## EXERCISE DETAILS:
Repeat each record below exactly, dropping the pictures.

## EXCERPTED RECORDS:
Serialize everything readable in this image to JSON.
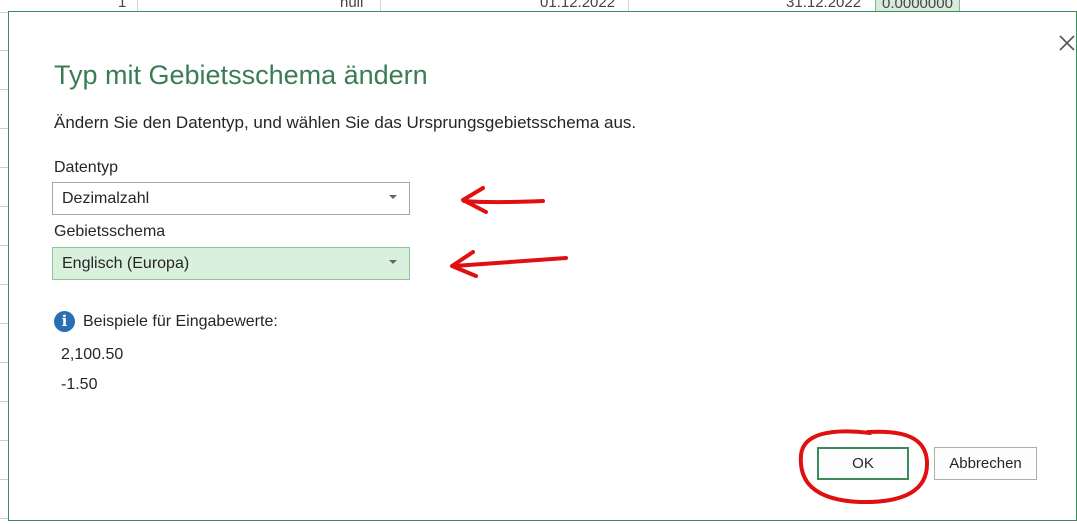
{
  "background": {
    "cells": [
      "1",
      "null",
      "01.12.2022",
      "31.12.2022",
      "0.0000000"
    ]
  },
  "dialog": {
    "title": "Typ mit Gebietsschema ändern",
    "subtitle": "Ändern Sie den Datentyp, und wählen Sie das Ursprungsgebietsschema aus.",
    "datatype": {
      "label": "Datentyp",
      "value": "Dezimalzahl"
    },
    "locale": {
      "label": "Gebietsschema",
      "value": "Englisch (Europa)"
    },
    "examples": {
      "heading": "Beispiele für Eingabewerte:",
      "values": [
        "2,100.50",
        "-1.50"
      ]
    },
    "buttons": {
      "ok": "OK",
      "cancel": "Abbrechen"
    }
  },
  "colors": {
    "title": "#3a7d55",
    "accent_border": "#3a8c5a",
    "locale_highlight": "#d9f0dc",
    "info_icon": "#2a6fb3",
    "annotation_red": "#e01010"
  },
  "icons": {
    "close": "close-icon",
    "info": "info-icon",
    "dropdown": "chevron-down-icon"
  }
}
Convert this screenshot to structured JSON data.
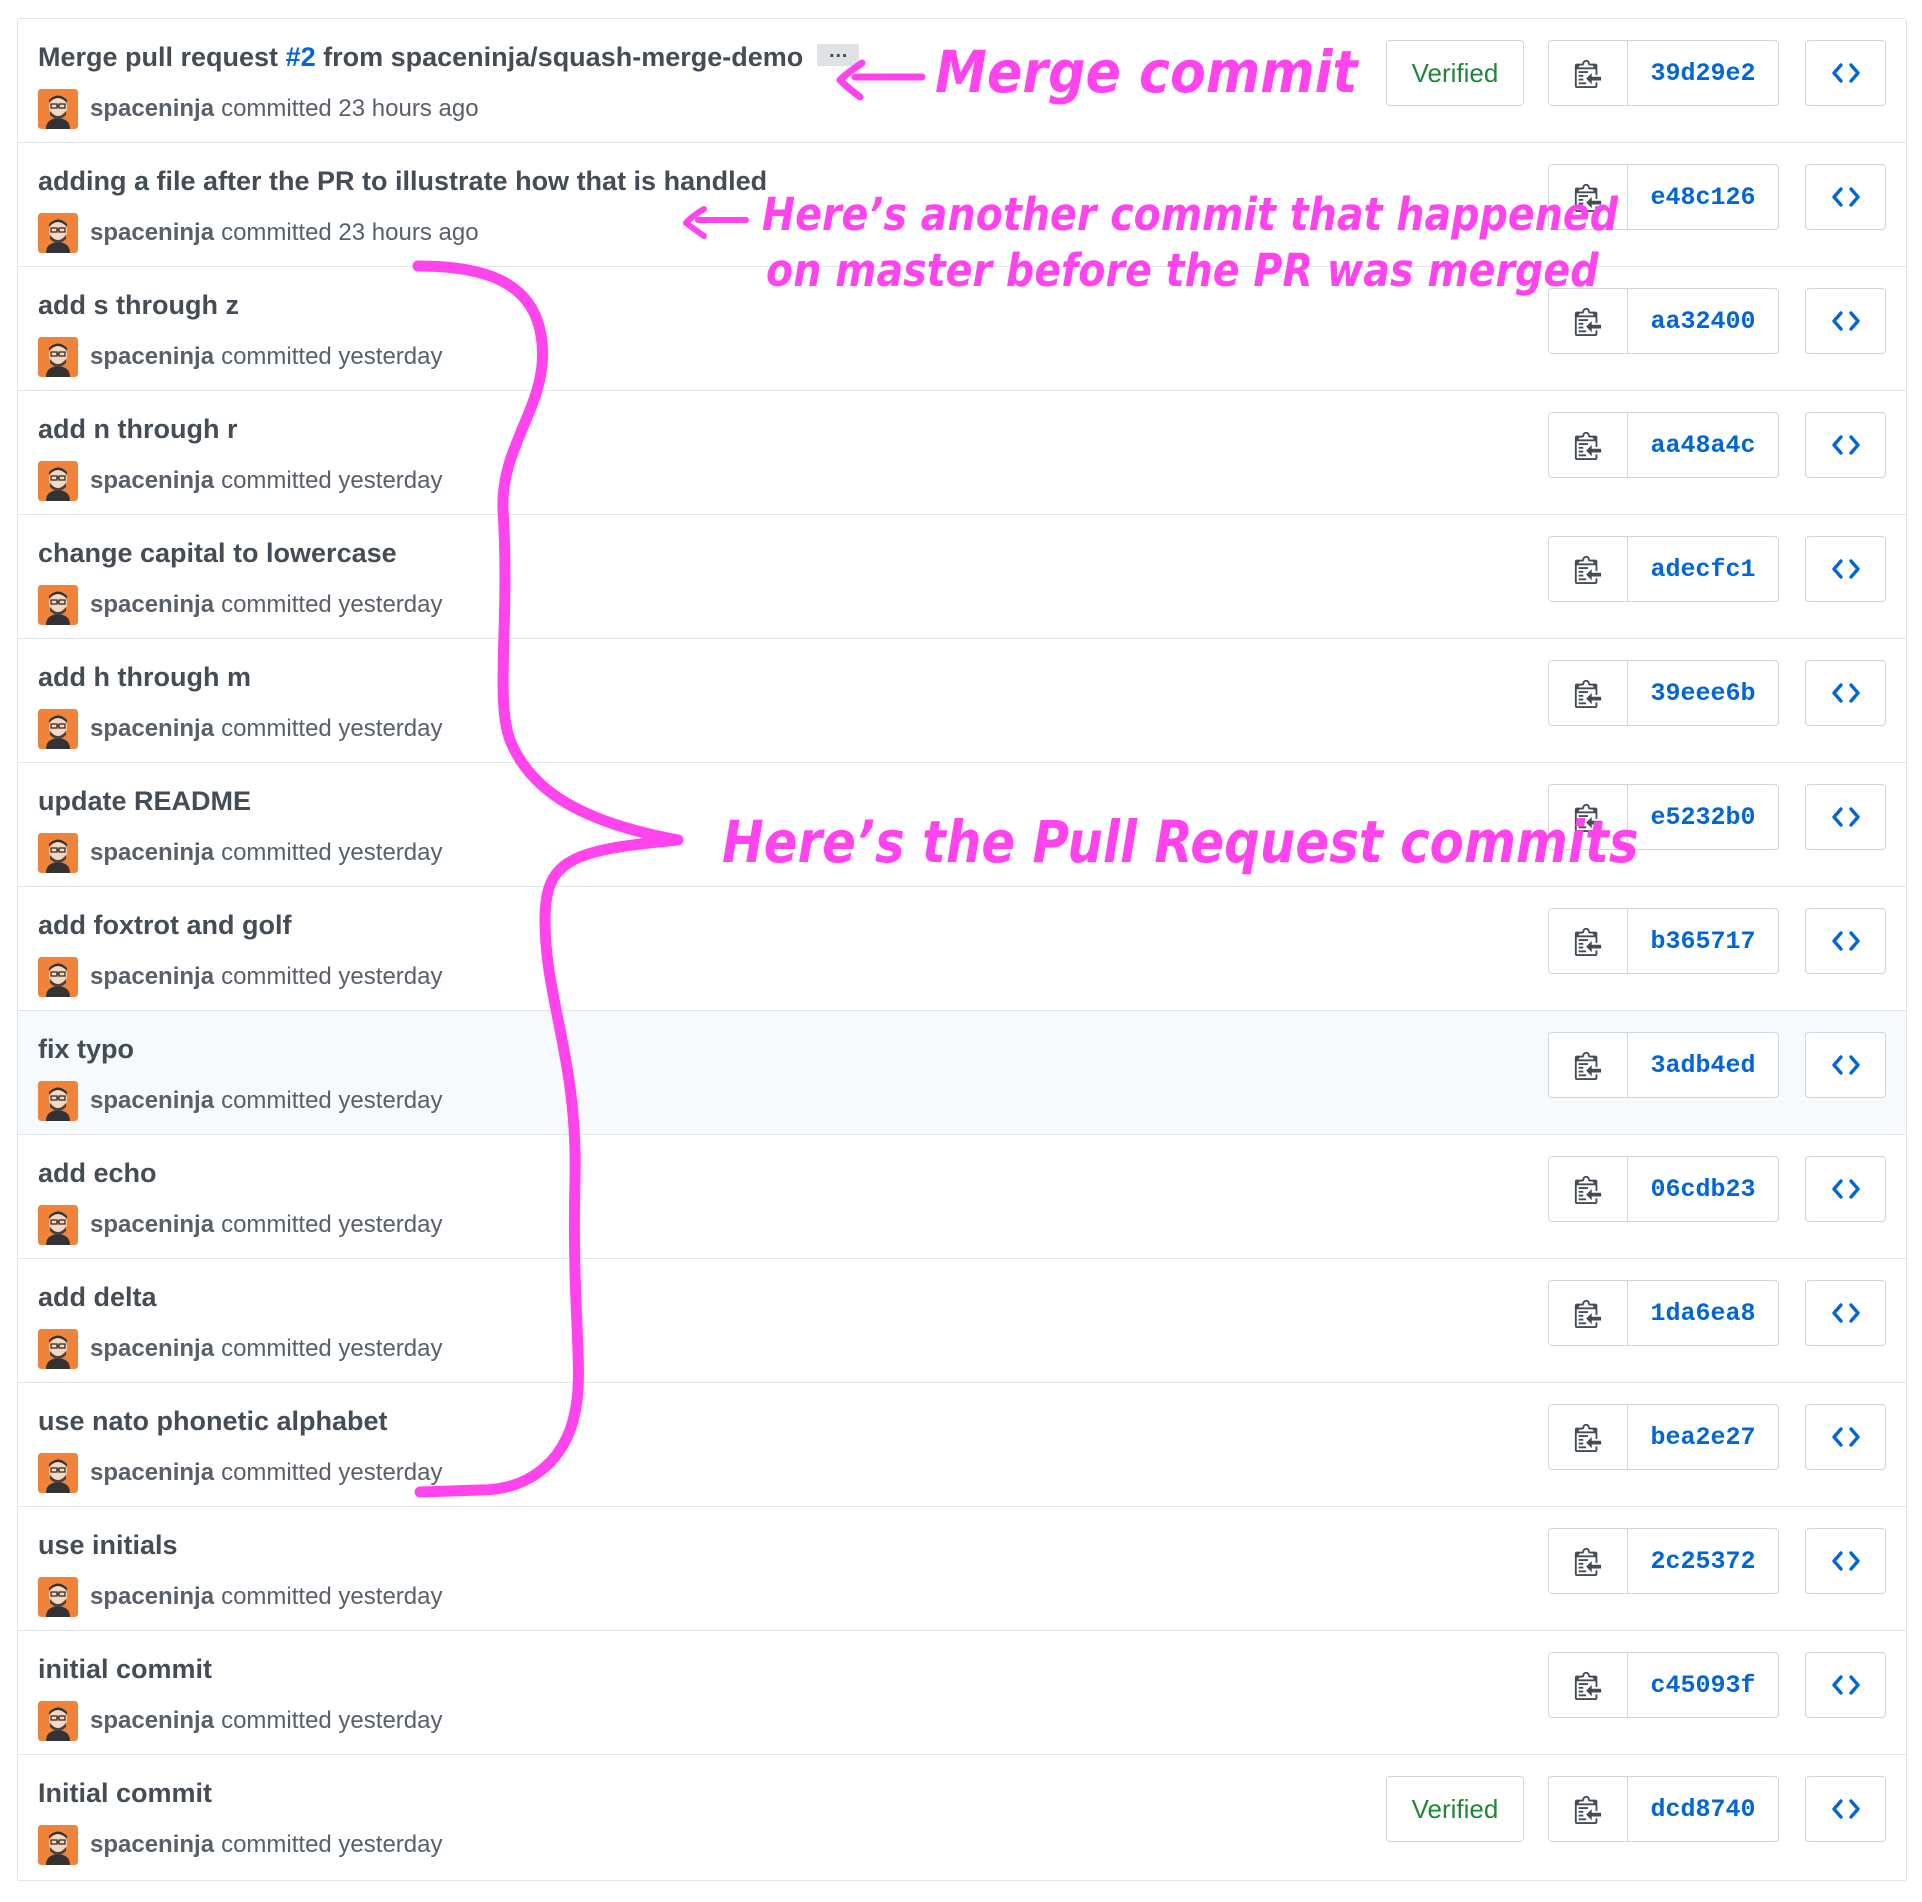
{
  "commits": [
    {
      "title": "Merge pull request ",
      "pr": "#2",
      "title_suffix": " from spaceninja/squash-merge-demo",
      "ellipsis": "…",
      "author": "spaceninja",
      "time": "committed 23 hours ago",
      "verified": "Verified",
      "sha": "39d29e2"
    },
    {
      "title": "adding a file after the PR to illustrate how that is handled",
      "author": "spaceninja",
      "time": "committed 23 hours ago",
      "sha": "e48c126"
    },
    {
      "title": "add s through z",
      "author": "spaceninja",
      "time": "committed yesterday",
      "sha": "aa32400"
    },
    {
      "title": "add n through r",
      "author": "spaceninja",
      "time": "committed yesterday",
      "sha": "aa48a4c"
    },
    {
      "title": "change capital to lowercase",
      "author": "spaceninja",
      "time": "committed yesterday",
      "sha": "adecfc1"
    },
    {
      "title": "add h through m",
      "author": "spaceninja",
      "time": "committed yesterday",
      "sha": "39eee6b"
    },
    {
      "title": "update README",
      "author": "spaceninja",
      "time": "committed yesterday",
      "sha": "e5232b0"
    },
    {
      "title": "add foxtrot and golf",
      "author": "spaceninja",
      "time": "committed yesterday",
      "sha": "b365717"
    },
    {
      "title": "fix typo",
      "author": "spaceninja",
      "time": "committed yesterday",
      "sha": "3adb4ed"
    },
    {
      "title": "add echo",
      "author": "spaceninja",
      "time": "committed yesterday",
      "sha": "06cdb23"
    },
    {
      "title": "add delta",
      "author": "spaceninja",
      "time": "committed yesterday",
      "sha": "1da6ea8"
    },
    {
      "title": "use nato phonetic alphabet",
      "author": "spaceninja",
      "time": "committed yesterday",
      "sha": "bea2e27"
    },
    {
      "title": "use initials",
      "author": "spaceninja",
      "time": "committed yesterday",
      "sha": "2c25372"
    },
    {
      "title": "initial commit",
      "author": "spaceninja",
      "time": "committed yesterday",
      "sha": "c45093f"
    },
    {
      "title": "Initial commit",
      "author": "spaceninja",
      "time": "committed yesterday",
      "verified": "Verified",
      "sha": "dcd8740"
    }
  ],
  "annotations": {
    "merge": "Merge commit",
    "another_line1": "Here’s another commit that happened",
    "another_line2": "on master before the PR was merged",
    "pr_commits": "Here’s the Pull Request commits"
  },
  "colors": {
    "annotation": "#ff44ee",
    "link": "#0366d6",
    "verified": "#22863a",
    "border": "#e1e4e8",
    "highlight_row": "#f6fafd"
  },
  "icons": {
    "copy": "clippy-icon",
    "browse": "code-icon",
    "avatar": "user-avatar"
  }
}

## COMPLETE ANSWER:
Serialize everything readable in this image to JSON.
{
  "background": {
    "cells": [
      "1",
      "null",
      "01.12.2022",
      "31.12.2022",
      "0.0000000"
    ]
  },
  "dialog": {
    "title": "Typ mit Gebietsschema ändern",
    "subtitle": "Ändern Sie den Datentyp, und wählen Sie das Ursprungsgebietsschema aus.",
    "datatype": {
      "label": "Datentyp",
      "value": "Dezimalzahl"
    },
    "locale": {
      "label": "Gebietsschema",
      "value": "Englisch (Europa)"
    },
    "examples": {
      "heading": "Beispiele für Eingabewerte:",
      "values": [
        "2,100.50",
        "-1.50"
      ]
    },
    "buttons": {
      "ok": "OK",
      "cancel": "Abbrechen"
    }
  },
  "colors": {
    "title": "#3a7d55",
    "accent_border": "#3a8c5a",
    "locale_highlight": "#d9f0dc",
    "info_icon": "#2a6fb3",
    "annotation_red": "#e01010"
  },
  "icons": {
    "close": "close-icon",
    "info": "info-icon",
    "dropdown": "chevron-down-icon"
  }
}
Convert this screenshot to structured JSON data.
{
  "commits": [
    {
      "title": "Merge pull request ",
      "pr": "#2",
      "title_suffix": " from spaceninja/squash-merge-demo",
      "ellipsis": "…",
      "author": "spaceninja",
      "time": "committed 23 hours ago",
      "verified": "Verified",
      "sha": "39d29e2"
    },
    {
      "title": "adding a file after the PR to illustrate how that is handled",
      "author": "spaceninja",
      "time": "committed 23 hours ago",
      "sha": "e48c126"
    },
    {
      "title": "add s through z",
      "author": "spaceninja",
      "time": "committed yesterday",
      "sha": "aa32400"
    },
    {
      "title": "add n through r",
      "author": "spaceninja",
      "time": "committed yesterday",
      "sha": "aa48a4c"
    },
    {
      "title": "change capital to lowercase",
      "author": "spaceninja",
      "time": "committed yesterday",
      "sha": "adecfc1"
    },
    {
      "title": "add h through m",
      "author": "spaceninja",
      "time": "committed yesterday",
      "sha": "39eee6b"
    },
    {
      "title": "update README",
      "author": "spaceninja",
      "time": "committed yesterday",
      "sha": "e5232b0"
    },
    {
      "title": "add foxtrot and golf",
      "author": "spaceninja",
      "time": "committed yesterday",
      "sha": "b365717"
    },
    {
      "title": "fix typo",
      "author": "spaceninja",
      "time": "committed yesterday",
      "sha": "3adb4ed"
    },
    {
      "title": "add echo",
      "author": "spaceninja",
      "time": "committed yesterday",
      "sha": "06cdb23"
    },
    {
      "title": "add delta",
      "author": "spaceninja",
      "time": "committed yesterday",
      "sha": "1da6ea8"
    },
    {
      "title": "use nato phonetic alphabet",
      "author": "spaceninja",
      "time": "committed yesterday",
      "sha": "bea2e27"
    },
    {
      "title": "use initials",
      "author": "spaceninja",
      "time": "committed yesterday",
      "sha": "2c25372"
    },
    {
      "title": "initial commit",
      "author": "spaceninja",
      "time": "committed yesterday",
      "sha": "c45093f"
    },
    {
      "title": "Initial commit",
      "author": "spaceninja",
      "time": "committed yesterday",
      "verified": "Verified",
      "sha": "dcd8740"
    }
  ],
  "annotations": {
    "merge": "Merge commit",
    "another_line1": "Here’s another commit that happened",
    "another_line2": "on master before the PR was merged",
    "pr_commits": "Here’s the Pull Request commits"
  },
  "colors": {
    "annotation": "#ff44ee",
    "link": "#0366d6",
    "verified": "#22863a",
    "border": "#e1e4e8",
    "highlight_row": "#f6fafd"
  },
  "icons": {
    "copy": "clippy-icon",
    "browse": "code-icon",
    "avatar": "user-avatar"
  }
}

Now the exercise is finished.